#### PROBLEM
According to the magnesium alloy text, what compound phase reduces high-temperature strength when the Al content is too high?

Details of the embodiments of the present disclosure will be described below.

<<Magnesium Alloy>>

The magnesium alloy according to an embodiment has a composition containing Al, Sr, Ca, and Mn, with the balance being Mg and inevitable impurities, and a structure having an α-Mg phase, and a precipitate dispersed in at least one of a grain boundary of the α-Mg phase and a cell boundary. One of characteristics of the magnesium alloy according to an embodiment is that the magnesium alloy includes specific precipitates each in a specific range. Hereinafter, first, the composition of the magnesium alloy will be described, and then the structure of the magnesium alloy will be described.

<Composition>

The magnesium alloy contains Al, Sr, Ca, and Mn, with the balance being Mg and inevitable impurities.

[Aluminum (Al)]

Al has a function of improving the high-temperature strength by forming a compound phase containing Sr or a compound phase containing Ca to be present as a precipitate in the alloy structure. Examples of the compound phase containing Al and Sr and contributing to the improvement of the high-temperature strength include an Al2Sr phase, an Al4Sr phase, a (Mg, Al)2Sr phase, and a (Mg, Al)4Sr phase (group A compound phase). Examples of the compound phase containing Al and Ca and contributing to the improvement of the high-temperature strength include an Al2Ca phase and a (Mg, Al)2Ca phase (group B compound phase). In order for the group A compound phase and the group B compound phase to be present as precipitates, the Al content may be greater than or equal to 6.5 mass %. When the Al content is greater than or equal to 6.5 mass %, the strength of a magnesium alloy matrix (α-Mg phase) can be improved. Further, when the Al content is greater than or equal to 6.5 mass %, the melting point of the magnesium alloy is lowered to improve the flowability of the molten metal, so that the castability is readily improved. The Al content may further be greater than or equal to 7.1 mass %, and may in particular be greater than or equal to 8.1 mass %.

Meanwhile, too high an Al content readily crystallizes a compound phase that reduces the high-temperature strength. Examples of the compound phase that reduces the high-temperature strength include the Mg17Al12 phase. Therefore, the Al content may be less than or equal to 13.1 mass %. The Al content may further be less than or equal to 12.6 mass %, and may in particular be less than or equal to 10.1 mass %.

[Strontium (Sr)]

Sr has a function of improving the high-temperature strength by forming a group A compound phase such as an Al2Sr phase, an Al4Sr phase, a (Mg, Al)2Sr phase, and/or a (Mg, Al)4Sr phase to be present as a precipitate in the alloy structure. Sr also has a function of suppressing the formation of a compound phase that reduces the high-temperature strength, such as the Mg17Al12 phase, by forming the group A compound phase to be present as a precipitate. In order for the group A compound phase to be present as a precipitate, the Sr content may be greater than or equal to 1.6 mass %. The higher the Sr content is, the more sufficiently the group A compound phase is formed to be more abundantly present as a precipitate in a grain boundary and/or a cell boundary, and the grain boundary sliding and the like can be readily suppressed. The Sr content may further be greater than or equal to 2.6 mass %, and may in particular be greater than or equal to 2.8 mass %.

#### DATA TO EXAMINE
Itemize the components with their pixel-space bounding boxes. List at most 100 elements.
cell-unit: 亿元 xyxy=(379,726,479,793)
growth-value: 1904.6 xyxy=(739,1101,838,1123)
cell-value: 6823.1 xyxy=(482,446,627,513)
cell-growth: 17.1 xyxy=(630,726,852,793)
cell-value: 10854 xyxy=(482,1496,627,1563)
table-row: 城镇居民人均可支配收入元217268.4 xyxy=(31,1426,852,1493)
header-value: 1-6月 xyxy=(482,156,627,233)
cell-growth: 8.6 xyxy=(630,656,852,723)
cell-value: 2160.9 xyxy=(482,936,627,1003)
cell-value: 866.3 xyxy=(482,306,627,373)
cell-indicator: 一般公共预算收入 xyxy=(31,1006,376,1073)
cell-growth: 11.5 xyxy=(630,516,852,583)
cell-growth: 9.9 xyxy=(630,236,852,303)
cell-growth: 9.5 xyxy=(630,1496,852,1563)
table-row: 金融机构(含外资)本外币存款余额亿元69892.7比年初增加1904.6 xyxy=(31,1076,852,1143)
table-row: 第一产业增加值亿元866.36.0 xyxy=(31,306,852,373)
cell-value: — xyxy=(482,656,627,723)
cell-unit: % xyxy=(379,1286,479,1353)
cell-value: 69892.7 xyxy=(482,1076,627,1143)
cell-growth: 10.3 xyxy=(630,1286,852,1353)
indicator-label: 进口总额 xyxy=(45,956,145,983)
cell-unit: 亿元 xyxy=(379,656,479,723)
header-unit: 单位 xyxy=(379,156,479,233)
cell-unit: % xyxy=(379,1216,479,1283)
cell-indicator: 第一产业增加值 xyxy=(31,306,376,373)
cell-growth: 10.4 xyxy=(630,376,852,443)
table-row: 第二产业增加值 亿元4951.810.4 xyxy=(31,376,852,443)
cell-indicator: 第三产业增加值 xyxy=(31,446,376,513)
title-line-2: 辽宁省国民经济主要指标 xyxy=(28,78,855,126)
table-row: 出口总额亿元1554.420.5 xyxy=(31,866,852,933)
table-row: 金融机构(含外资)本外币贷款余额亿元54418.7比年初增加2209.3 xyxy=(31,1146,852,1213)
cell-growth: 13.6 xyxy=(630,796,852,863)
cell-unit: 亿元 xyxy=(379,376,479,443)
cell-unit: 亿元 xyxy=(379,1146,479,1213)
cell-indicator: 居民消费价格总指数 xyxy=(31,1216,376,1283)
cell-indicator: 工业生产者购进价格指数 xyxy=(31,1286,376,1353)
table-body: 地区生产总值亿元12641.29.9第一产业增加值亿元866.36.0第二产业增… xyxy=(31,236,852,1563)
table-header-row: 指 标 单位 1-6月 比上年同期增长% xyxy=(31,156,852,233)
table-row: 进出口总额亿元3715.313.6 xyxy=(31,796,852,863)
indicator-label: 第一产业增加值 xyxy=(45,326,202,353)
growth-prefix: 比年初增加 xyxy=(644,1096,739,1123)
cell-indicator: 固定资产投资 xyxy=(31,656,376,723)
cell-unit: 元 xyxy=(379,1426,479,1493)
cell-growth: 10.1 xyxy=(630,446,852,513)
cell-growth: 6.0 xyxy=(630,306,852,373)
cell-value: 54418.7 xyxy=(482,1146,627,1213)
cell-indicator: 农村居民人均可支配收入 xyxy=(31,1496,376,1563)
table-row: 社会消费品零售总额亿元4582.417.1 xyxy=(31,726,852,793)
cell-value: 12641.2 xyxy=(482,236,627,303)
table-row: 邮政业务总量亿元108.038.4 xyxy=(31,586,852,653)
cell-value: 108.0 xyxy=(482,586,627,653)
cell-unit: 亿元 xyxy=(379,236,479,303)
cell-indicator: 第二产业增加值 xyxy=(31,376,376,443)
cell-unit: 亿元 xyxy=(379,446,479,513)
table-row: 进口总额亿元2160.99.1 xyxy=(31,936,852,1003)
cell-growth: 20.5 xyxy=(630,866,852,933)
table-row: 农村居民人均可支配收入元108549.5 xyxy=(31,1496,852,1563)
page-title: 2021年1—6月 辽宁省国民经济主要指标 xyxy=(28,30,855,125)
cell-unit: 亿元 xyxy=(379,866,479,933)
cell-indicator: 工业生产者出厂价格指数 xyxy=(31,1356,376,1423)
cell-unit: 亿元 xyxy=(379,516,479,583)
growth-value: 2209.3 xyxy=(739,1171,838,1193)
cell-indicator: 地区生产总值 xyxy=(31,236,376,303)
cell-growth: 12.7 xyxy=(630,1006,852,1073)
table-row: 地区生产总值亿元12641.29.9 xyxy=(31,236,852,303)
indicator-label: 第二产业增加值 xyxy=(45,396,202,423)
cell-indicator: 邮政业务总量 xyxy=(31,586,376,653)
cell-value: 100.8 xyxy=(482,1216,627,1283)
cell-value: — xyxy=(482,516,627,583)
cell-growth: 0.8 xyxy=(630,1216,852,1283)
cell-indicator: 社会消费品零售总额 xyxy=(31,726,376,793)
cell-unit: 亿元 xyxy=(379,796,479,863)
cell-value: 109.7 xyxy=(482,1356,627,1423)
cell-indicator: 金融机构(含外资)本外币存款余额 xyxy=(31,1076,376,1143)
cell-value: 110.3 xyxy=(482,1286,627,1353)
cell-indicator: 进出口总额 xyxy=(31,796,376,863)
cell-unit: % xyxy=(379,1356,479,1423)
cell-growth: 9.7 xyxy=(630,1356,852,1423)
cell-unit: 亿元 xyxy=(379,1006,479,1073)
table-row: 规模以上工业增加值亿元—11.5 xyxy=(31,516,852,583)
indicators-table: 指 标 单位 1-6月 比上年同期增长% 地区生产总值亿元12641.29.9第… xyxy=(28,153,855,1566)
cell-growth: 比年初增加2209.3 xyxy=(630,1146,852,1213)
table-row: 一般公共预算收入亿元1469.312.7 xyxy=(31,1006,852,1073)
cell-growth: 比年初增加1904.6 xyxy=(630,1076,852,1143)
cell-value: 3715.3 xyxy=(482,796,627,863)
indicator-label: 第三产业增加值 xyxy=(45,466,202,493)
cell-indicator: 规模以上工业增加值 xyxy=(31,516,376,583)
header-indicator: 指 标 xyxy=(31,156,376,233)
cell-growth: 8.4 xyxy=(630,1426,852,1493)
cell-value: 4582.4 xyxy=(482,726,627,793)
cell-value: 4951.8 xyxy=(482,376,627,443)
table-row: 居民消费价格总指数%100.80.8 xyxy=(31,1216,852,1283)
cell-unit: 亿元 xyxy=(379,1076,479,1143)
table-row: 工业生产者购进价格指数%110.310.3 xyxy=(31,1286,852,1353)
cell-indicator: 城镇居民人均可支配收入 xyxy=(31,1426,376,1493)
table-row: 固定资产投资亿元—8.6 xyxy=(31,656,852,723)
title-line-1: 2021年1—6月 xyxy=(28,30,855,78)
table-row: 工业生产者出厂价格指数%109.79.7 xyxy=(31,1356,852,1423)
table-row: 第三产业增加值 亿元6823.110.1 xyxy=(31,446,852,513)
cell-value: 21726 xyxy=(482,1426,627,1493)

#### WRITTEN ANSWER
The Mg17Al12 phase.